PROBLEM TO WORK ON — Pick out the lines below that include the string "yoki".

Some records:
— Begin —

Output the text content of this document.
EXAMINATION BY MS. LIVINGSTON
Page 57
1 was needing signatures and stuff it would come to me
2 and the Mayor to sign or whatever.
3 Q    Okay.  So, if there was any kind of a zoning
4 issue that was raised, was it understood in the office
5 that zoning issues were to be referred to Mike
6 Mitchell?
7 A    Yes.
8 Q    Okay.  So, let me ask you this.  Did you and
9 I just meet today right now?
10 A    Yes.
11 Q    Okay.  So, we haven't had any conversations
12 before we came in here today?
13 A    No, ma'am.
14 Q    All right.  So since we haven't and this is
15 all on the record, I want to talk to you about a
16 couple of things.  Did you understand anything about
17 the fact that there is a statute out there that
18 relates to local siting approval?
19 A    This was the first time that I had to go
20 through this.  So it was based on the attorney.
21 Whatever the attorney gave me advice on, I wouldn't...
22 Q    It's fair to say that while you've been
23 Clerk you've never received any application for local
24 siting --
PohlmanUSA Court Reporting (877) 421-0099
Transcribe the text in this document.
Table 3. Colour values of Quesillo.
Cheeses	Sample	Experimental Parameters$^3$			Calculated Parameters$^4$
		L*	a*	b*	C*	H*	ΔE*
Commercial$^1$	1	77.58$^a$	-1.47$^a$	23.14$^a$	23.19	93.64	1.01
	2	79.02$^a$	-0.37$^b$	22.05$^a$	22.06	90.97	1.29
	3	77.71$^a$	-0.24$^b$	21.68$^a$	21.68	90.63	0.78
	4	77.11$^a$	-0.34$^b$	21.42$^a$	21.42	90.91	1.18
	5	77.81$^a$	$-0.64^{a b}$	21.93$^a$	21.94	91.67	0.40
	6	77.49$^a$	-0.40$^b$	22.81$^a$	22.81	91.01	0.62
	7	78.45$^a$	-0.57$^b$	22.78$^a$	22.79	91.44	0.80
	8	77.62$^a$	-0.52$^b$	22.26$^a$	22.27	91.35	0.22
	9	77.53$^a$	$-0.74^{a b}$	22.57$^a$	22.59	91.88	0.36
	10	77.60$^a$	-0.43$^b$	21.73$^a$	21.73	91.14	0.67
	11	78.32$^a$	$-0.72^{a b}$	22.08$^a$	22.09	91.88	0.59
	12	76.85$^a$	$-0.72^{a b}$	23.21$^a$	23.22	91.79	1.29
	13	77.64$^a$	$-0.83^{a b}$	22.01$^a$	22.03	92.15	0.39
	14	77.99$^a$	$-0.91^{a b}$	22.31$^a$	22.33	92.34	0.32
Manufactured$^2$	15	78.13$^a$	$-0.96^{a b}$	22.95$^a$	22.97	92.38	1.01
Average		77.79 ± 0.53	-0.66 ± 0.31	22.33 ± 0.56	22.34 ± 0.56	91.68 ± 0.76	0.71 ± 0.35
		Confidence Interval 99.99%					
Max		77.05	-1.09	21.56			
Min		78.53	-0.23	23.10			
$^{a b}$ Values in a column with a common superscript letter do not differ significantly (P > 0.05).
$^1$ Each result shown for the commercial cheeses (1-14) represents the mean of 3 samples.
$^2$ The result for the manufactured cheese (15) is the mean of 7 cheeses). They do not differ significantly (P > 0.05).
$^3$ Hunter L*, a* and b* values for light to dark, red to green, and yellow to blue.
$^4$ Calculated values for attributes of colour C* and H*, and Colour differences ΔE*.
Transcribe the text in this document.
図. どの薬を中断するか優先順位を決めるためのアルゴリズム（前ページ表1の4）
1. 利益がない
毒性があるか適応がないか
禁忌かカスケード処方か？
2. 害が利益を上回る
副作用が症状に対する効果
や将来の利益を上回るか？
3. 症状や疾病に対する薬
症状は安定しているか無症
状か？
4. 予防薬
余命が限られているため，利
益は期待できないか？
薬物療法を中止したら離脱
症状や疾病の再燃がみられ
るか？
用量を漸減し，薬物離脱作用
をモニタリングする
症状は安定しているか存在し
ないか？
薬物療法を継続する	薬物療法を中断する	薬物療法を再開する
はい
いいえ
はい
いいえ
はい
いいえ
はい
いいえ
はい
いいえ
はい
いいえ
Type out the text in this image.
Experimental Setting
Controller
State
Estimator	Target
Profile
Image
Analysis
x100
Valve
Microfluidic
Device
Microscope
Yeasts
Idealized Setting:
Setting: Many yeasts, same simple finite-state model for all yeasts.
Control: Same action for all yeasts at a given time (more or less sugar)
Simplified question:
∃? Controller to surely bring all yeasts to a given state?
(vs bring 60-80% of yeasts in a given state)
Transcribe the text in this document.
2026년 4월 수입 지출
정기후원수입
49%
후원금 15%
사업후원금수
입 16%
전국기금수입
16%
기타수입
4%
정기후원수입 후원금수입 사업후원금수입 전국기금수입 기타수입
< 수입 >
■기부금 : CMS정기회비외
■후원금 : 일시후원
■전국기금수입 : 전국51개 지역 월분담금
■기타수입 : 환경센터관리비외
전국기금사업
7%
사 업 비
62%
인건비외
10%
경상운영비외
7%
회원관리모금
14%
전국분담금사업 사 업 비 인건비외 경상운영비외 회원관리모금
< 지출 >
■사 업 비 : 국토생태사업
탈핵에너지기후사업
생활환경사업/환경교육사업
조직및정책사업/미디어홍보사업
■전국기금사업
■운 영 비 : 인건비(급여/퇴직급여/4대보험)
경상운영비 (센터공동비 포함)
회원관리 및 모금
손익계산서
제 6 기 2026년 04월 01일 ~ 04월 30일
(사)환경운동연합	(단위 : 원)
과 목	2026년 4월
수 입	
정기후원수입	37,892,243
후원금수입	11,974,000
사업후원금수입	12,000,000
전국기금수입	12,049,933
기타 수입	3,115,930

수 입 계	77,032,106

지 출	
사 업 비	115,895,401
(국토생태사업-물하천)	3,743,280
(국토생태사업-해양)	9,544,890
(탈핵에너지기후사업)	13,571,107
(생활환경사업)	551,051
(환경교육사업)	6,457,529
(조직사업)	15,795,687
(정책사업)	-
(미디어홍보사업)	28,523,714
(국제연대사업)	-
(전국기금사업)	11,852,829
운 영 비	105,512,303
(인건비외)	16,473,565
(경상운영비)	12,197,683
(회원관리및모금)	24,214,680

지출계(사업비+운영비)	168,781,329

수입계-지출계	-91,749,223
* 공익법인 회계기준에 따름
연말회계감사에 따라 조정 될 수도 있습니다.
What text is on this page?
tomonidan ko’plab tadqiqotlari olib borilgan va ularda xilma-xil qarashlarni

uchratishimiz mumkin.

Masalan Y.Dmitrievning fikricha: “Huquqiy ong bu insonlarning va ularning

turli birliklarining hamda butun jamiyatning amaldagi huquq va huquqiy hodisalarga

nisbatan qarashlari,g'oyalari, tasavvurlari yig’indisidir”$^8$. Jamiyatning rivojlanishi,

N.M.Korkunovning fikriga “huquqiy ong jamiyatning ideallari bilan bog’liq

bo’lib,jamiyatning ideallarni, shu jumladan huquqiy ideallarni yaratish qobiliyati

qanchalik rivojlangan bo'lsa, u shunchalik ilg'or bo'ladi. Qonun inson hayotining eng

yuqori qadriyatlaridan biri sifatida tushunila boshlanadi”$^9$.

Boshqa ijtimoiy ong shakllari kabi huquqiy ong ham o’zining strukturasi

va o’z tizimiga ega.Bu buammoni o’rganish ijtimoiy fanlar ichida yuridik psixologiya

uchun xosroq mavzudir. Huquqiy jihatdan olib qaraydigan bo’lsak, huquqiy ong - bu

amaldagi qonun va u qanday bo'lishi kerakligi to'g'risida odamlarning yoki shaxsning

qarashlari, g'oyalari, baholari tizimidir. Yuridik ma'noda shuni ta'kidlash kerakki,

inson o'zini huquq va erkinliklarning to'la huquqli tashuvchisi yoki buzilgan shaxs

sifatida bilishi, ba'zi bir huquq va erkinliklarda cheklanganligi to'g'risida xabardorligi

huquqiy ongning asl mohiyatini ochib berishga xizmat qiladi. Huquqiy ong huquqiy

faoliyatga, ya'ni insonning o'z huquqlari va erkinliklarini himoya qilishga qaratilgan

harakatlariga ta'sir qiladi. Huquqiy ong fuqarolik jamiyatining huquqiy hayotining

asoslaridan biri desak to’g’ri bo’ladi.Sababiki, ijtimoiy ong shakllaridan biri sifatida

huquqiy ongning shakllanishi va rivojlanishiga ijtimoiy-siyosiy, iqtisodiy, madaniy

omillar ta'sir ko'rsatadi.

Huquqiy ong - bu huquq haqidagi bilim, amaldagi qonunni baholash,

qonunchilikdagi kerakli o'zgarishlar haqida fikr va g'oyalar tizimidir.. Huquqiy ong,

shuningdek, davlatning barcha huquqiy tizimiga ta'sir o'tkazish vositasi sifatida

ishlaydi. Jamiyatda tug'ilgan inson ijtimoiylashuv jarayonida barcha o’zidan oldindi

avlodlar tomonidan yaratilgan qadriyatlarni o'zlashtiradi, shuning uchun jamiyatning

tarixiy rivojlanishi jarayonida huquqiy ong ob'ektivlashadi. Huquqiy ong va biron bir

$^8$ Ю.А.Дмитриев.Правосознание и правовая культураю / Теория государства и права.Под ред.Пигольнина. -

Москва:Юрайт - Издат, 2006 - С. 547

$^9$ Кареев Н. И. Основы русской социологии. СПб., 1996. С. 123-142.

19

— End —

EXERCISE SOLUTION —
amaldagi qonun va u qanday bo'lishi kerakligi to'g'risida odamlarning yoki shaxsning
inson o'zini huquq va erkinliklarning to'la huquqli tashuvchisi yoki buzilgan shaxs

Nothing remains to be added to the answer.